▶ FRAGMENTO DE ORIGEN:
.....

El único economista a la altura de Keynes en el siglo XX, Michal Kalecki, trató en Aspectos políticos del pleno empleo el problema típicamente argentino sobre por qué los empresarios se oponen enérgicamente a los modelos económicos que incrementan los niveles de ocupación, aun cuando los hacen ganar mucho dinero. Cristina recomendó su lectura durante un brillante discurso en el Senado. Sin querer reconstruir todo el argumento, Kalecki sostenía que los líderes empresariales, al haberse recuperado la actividad económica y disfrutar ellos de ganancias espectaculares, prefieren resignar el auge a tener que lidiar con sindicatos fortalecidos que no acatan la disciplina en la fábrica.

.....

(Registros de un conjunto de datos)
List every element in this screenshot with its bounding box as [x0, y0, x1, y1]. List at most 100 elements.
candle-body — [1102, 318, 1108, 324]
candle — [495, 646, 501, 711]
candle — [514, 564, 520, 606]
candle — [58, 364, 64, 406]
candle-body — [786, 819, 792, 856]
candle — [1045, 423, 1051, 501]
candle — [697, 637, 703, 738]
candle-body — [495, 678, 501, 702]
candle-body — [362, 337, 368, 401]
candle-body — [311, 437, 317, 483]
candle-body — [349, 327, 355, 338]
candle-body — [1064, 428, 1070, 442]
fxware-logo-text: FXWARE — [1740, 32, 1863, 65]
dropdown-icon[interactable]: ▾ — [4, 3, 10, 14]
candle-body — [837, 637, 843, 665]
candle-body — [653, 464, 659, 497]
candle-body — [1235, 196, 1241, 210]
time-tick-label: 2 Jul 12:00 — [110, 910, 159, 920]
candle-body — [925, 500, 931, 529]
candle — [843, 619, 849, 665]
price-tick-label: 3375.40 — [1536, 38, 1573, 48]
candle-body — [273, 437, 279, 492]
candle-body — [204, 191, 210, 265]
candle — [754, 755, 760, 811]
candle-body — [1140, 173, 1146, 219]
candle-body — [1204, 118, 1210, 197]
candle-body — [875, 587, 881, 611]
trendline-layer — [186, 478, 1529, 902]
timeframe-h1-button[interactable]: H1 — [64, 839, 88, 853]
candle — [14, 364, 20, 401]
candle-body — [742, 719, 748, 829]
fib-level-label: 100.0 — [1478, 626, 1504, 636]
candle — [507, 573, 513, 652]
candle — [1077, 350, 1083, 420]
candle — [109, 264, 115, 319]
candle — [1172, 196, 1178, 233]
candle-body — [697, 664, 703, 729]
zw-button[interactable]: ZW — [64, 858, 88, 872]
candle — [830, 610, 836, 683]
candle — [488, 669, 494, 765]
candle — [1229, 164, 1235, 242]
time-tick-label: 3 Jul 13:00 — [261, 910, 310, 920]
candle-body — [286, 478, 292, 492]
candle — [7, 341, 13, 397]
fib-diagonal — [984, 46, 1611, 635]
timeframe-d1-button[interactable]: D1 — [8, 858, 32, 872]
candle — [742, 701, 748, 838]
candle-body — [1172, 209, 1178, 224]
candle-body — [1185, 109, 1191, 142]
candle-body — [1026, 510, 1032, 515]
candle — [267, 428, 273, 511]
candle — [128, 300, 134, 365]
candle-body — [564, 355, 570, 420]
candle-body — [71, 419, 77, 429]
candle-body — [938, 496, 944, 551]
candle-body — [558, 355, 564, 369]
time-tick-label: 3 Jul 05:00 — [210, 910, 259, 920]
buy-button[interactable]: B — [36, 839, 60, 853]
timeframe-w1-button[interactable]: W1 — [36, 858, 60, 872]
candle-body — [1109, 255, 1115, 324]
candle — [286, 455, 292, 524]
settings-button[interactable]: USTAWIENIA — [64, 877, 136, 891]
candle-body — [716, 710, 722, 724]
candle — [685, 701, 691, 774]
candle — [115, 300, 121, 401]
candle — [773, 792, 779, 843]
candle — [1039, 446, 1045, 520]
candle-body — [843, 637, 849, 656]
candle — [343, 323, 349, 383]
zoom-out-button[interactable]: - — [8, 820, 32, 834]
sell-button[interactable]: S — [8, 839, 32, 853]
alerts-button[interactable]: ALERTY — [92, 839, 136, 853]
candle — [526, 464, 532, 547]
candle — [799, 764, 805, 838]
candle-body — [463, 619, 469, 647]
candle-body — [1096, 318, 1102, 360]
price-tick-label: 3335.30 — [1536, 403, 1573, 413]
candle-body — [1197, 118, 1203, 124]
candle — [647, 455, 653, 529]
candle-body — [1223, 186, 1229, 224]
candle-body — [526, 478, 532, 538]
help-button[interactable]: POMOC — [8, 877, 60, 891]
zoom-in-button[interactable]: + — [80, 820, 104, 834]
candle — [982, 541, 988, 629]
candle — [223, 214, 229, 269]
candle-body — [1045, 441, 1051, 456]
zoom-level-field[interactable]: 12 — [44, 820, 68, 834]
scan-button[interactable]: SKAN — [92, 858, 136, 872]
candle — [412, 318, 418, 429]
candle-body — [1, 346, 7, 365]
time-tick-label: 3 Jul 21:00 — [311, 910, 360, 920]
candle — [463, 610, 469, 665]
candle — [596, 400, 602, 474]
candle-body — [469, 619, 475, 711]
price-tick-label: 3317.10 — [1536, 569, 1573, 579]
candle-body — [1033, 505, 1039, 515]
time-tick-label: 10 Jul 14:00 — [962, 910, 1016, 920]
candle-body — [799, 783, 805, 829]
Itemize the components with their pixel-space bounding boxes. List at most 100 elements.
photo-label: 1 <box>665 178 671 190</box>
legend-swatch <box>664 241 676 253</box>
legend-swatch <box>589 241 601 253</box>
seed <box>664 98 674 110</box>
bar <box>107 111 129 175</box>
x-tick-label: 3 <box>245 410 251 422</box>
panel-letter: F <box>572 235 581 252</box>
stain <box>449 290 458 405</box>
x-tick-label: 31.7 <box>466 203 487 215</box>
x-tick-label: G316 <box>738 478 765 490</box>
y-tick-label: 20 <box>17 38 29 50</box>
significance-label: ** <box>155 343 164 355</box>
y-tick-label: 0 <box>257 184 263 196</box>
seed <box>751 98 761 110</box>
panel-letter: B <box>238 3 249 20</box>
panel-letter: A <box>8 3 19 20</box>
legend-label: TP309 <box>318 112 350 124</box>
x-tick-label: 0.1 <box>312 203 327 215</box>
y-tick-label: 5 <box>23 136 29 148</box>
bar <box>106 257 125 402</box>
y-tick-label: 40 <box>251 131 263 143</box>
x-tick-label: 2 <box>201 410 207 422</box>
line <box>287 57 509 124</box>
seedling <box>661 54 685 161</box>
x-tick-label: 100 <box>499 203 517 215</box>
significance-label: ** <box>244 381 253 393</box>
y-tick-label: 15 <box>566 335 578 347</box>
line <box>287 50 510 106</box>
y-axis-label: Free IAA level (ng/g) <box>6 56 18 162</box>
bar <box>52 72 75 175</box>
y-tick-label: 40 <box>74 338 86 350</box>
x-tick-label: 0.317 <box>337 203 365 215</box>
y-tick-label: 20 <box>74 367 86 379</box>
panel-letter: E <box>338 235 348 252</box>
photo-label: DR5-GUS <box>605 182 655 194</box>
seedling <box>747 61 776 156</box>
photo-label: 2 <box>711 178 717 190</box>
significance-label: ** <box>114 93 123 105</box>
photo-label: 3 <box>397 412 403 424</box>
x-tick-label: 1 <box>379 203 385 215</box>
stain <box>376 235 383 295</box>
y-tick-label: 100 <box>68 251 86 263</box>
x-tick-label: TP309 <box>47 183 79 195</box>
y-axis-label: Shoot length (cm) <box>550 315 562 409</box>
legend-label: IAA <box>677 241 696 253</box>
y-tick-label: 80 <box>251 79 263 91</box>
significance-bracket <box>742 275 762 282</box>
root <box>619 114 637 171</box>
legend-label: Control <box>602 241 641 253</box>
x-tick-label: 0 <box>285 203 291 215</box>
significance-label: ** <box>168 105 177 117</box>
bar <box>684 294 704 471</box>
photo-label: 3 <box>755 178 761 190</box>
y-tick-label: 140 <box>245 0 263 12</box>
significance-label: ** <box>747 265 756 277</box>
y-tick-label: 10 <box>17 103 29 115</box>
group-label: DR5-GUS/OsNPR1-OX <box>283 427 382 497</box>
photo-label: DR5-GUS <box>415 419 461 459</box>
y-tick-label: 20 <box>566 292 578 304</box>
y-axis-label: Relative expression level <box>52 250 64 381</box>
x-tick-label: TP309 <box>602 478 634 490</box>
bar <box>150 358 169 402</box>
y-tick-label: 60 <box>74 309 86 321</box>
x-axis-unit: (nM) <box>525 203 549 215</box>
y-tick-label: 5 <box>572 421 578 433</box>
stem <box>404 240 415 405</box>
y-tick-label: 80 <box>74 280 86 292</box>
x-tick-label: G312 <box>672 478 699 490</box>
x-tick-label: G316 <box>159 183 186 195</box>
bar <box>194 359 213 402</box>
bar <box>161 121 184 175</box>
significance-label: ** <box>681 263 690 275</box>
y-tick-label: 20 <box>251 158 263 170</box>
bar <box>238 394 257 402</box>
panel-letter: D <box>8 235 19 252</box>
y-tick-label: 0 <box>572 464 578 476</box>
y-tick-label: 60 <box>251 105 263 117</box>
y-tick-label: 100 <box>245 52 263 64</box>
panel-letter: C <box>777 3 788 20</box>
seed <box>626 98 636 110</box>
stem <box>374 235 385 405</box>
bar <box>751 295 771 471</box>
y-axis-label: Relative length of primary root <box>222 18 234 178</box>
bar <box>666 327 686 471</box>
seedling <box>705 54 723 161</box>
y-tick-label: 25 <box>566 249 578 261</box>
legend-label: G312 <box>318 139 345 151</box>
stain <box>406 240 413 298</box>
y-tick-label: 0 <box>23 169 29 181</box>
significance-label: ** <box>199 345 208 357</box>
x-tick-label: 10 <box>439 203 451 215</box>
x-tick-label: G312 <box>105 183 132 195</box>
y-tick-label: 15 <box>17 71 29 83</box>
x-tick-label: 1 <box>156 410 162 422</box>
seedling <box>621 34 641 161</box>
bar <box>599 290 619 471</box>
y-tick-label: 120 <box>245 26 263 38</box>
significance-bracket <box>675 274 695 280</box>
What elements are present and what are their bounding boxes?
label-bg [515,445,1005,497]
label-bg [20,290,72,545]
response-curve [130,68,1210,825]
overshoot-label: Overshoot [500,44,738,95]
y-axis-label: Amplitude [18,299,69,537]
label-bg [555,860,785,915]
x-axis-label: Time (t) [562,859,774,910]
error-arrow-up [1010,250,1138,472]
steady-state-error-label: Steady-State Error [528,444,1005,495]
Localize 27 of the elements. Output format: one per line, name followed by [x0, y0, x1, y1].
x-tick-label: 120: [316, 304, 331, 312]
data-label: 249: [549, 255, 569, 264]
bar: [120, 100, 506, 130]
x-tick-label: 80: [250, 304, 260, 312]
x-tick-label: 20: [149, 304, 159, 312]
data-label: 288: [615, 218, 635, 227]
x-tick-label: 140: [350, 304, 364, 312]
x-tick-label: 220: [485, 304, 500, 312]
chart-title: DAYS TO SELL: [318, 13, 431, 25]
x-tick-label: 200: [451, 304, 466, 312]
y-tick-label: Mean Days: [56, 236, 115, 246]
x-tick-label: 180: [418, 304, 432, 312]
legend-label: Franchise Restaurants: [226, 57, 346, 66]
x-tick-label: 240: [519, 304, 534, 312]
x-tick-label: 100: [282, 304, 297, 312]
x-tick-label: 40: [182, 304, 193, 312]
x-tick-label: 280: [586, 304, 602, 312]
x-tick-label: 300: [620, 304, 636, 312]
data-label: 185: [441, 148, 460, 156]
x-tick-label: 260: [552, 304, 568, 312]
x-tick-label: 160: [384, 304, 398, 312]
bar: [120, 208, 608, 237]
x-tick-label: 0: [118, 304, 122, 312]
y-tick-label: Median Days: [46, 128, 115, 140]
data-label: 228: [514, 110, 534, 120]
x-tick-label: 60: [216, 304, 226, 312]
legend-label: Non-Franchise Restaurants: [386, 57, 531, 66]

.....

▶ QUÉ HACER:
Indica qué obra de Kalecki, según el fragmento sobre Kalecki, aborda por qué los empresarios se oponen a los modelos económicos que incrementan los niveles de ocupación. Los registros no desempeñan ningún papel en esto.

▶ RESPUESTA:
Aspectos políticos del pleno empleo.